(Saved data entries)
•••
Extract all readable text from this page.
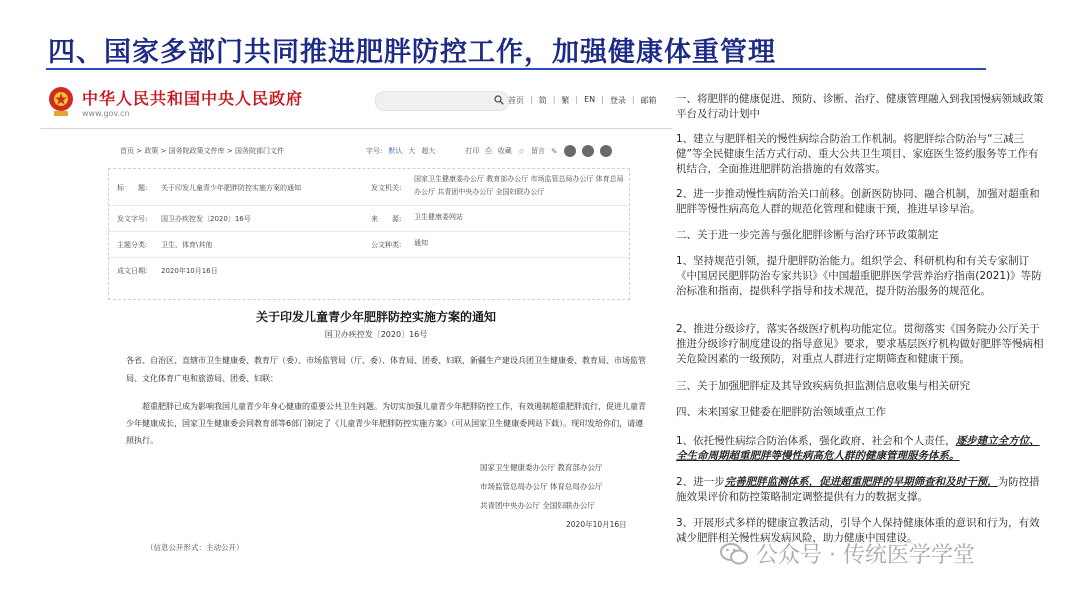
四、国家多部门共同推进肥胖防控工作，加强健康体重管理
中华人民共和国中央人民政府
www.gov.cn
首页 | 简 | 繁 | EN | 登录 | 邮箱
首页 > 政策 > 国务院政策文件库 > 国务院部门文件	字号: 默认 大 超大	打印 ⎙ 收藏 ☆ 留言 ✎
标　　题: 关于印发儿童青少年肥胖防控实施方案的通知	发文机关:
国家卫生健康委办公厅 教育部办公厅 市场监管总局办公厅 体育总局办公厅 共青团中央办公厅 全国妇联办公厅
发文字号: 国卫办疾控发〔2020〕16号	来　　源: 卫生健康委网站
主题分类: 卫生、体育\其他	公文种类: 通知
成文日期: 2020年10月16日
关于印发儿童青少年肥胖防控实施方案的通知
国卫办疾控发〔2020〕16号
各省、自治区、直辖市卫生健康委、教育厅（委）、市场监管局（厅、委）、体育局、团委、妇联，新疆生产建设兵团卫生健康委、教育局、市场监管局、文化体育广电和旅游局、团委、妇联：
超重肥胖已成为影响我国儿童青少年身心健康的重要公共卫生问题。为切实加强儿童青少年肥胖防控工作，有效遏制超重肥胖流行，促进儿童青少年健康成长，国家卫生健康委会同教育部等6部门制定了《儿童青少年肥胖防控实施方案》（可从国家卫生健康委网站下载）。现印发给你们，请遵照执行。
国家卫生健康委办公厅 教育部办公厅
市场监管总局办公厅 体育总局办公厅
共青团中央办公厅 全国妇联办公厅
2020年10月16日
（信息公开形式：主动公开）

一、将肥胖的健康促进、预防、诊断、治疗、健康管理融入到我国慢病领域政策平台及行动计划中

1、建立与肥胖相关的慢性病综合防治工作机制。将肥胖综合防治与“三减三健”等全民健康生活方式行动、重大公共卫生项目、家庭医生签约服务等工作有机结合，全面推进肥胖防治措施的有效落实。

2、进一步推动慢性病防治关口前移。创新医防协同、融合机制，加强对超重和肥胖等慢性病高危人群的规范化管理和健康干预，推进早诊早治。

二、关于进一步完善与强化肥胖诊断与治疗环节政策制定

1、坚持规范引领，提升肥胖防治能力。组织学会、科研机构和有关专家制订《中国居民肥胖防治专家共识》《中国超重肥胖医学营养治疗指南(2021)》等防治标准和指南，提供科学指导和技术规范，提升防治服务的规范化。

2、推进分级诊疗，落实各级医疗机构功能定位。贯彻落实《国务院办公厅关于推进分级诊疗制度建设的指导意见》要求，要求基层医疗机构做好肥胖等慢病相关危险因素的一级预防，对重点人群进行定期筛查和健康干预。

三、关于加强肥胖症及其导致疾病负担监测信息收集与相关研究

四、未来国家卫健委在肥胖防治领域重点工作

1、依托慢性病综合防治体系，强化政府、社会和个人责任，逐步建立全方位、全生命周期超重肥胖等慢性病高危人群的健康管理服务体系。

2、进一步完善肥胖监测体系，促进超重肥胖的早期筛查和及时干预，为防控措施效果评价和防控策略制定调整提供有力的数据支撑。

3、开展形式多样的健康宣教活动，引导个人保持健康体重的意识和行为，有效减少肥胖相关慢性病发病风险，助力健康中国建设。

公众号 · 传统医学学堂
•••
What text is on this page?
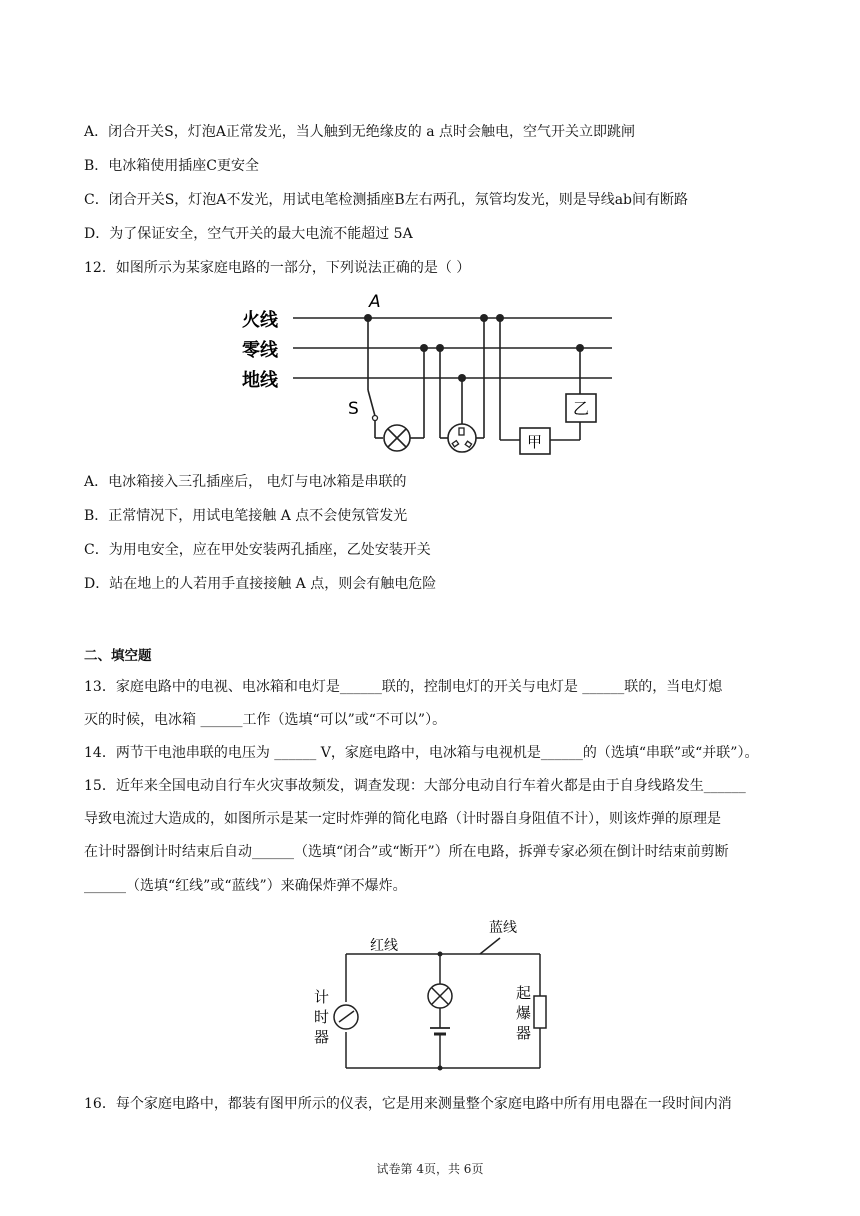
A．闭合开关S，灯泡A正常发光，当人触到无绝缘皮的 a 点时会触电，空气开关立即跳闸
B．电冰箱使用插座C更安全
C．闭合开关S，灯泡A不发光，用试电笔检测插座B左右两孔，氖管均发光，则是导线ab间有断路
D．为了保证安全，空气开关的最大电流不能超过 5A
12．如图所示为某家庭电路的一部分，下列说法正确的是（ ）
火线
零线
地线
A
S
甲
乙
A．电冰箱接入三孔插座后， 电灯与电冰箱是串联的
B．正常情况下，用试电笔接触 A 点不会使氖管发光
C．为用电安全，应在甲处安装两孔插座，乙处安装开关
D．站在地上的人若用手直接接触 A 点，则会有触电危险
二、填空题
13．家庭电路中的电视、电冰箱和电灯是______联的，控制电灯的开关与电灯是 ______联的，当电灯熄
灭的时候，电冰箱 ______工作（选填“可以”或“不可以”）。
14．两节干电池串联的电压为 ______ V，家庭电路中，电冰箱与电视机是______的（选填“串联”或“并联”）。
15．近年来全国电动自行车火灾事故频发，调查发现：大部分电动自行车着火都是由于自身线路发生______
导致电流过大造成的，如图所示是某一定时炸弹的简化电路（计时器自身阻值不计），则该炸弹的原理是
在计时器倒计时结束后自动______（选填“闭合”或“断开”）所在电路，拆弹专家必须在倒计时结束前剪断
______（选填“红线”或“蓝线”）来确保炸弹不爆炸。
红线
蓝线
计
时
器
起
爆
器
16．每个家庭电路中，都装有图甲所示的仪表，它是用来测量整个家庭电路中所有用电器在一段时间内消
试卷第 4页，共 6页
•••
== The request ==
From the listing, copy each line containing the word "this".

== Answer to the task ==
Extract all readable text from this page.
What text is on this page?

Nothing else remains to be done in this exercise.